#### [REQUIRED WORK]
Among the following entries, count the lines that contain "才能保证至少有" and report only the result.

#### [Saved entries]
+++

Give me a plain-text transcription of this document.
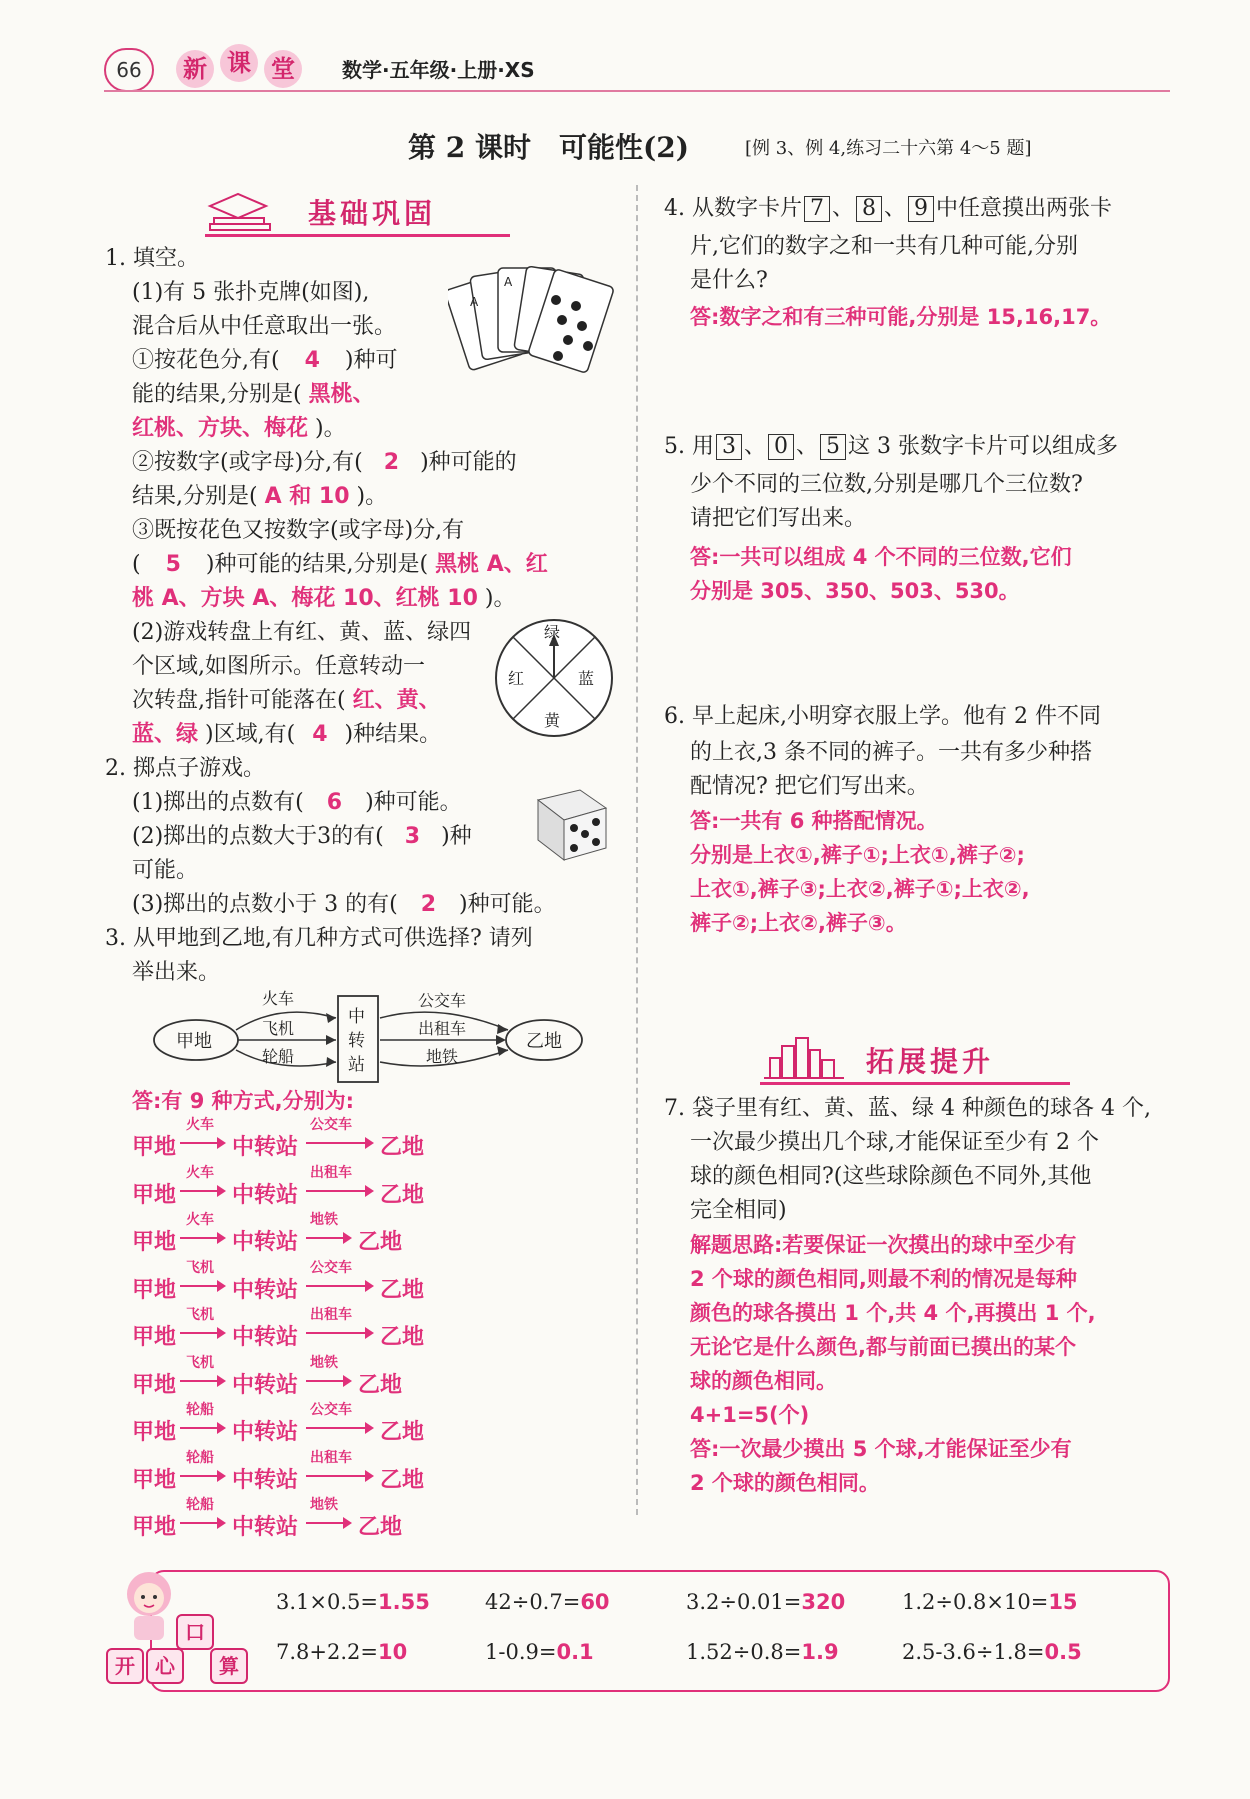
66	新 课 堂	数学·五年级·上册·XS
第 2 课时　可能性(2)	[例 3、例 4,练习二十六第 4～5 题]
基础巩固
1. 填空。
(1)有 5 张扑克牌(如图),
混合后从中任意取出一张。
A
A
①按花色分,有( 4 )种可
能的结果,分别是( 黑桃、
红桃、方块、梅花 )。
②按数字(或字母)分,有( 2 )种可能的
结果,分别是( A 和 10 )。
③既按花色又按数字(或字母)分,有
( 5 )种可能的结果,分别是( 黑桃 A、红
桃 A、方块 A、梅花 10、红桃 10 )。
(2)游戏转盘上有红、黄、蓝、绿四
个区域,如图所示。任意转动一
次转盘,指针可能落在( 红、黄、
蓝、绿 )区域,有( 4 )种结果。
绿
蓝
黄
红
2. 掷点子游戏。
(1)掷出的点数有( 6 )种可能。
(2)掷出的点数大于3的有( 3 )种
可能。
(3)掷出的点数小于 3 的有( 2 )种可能。
3. 从甲地到乙地,有几种方式可供选择? 请列
举出来。
甲地
中
转
站
乙地
火车
飞机
轮船
公交车
出租车
地铁
答:有 9 种方式,分别为:
甲地
火车
中转站
公交车
乙地
甲地
火车
中转站
出租车
乙地
甲地
火车
中转站
地铁
乙地
甲地
飞机
中转站
公交车
乙地
甲地
飞机
中转站
出租车
乙地
甲地
飞机
中转站
地铁
乙地
甲地
轮船
中转站
公交车
乙地
甲地
轮船
中转站
出租车
乙地
甲地
轮船
中转站
地铁
乙地
4. 从数字卡片 7 、 8 、 9 中任意摸出两张卡
片,它们的数字之和一共有几种可能,分别
是什么?
答:数字之和有三种可能,分别是 15,16,17。
5. 用 3 、 0 、 5 这 3 张数字卡片可以组成多
少个不同的三位数,分别是哪几个三位数?
请把它们写出来。
答:一共可以组成 4 个不同的三位数,它们
分别是 305、350、503、530。
6. 早上起床,小明穿衣服上学。他有 2 件不同
的上衣,3 条不同的裤子。一共有多少种搭
配情况? 把它们写出来。
答:一共有 6 种搭配情况。
分别是上衣①,裤子①;上衣①,裤子②;
上衣①,裤子③;上衣②,裤子①;上衣②,
裤子②;上衣②,裤子③。
拓展提升
7. 袋子里有红、黄、蓝、绿 4 种颜色的球各 4 个,
一次最少摸出几个球,才能保证至少有 2 个
球的颜色相同?(这些球除颜色不同外,其他
完全相同)
解题思路:若要保证一次摸出的球中至少有
2 个球的颜色相同,则最不利的情况是每种
颜色的球各摸出 1 个,共 4 个,再摸出 1 个,
无论它是什么颜色,都与前面已摸出的某个
球的颜色相同。
4+1=5(个)
答:一次最少摸出 5 个球,才能保证至少有
2 个球的颜色相同。
开	心
口
算
3.1×0.5=1.55	42÷0.7=60	3.2÷0.01=320	1.2÷0.8×10=15
7.8+2.2=10	1-0.9=0.1	1.52÷0.8=1.9	2.5-3.6÷1.8=0.5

+++

#### [EXERCISE OUTPUT]
2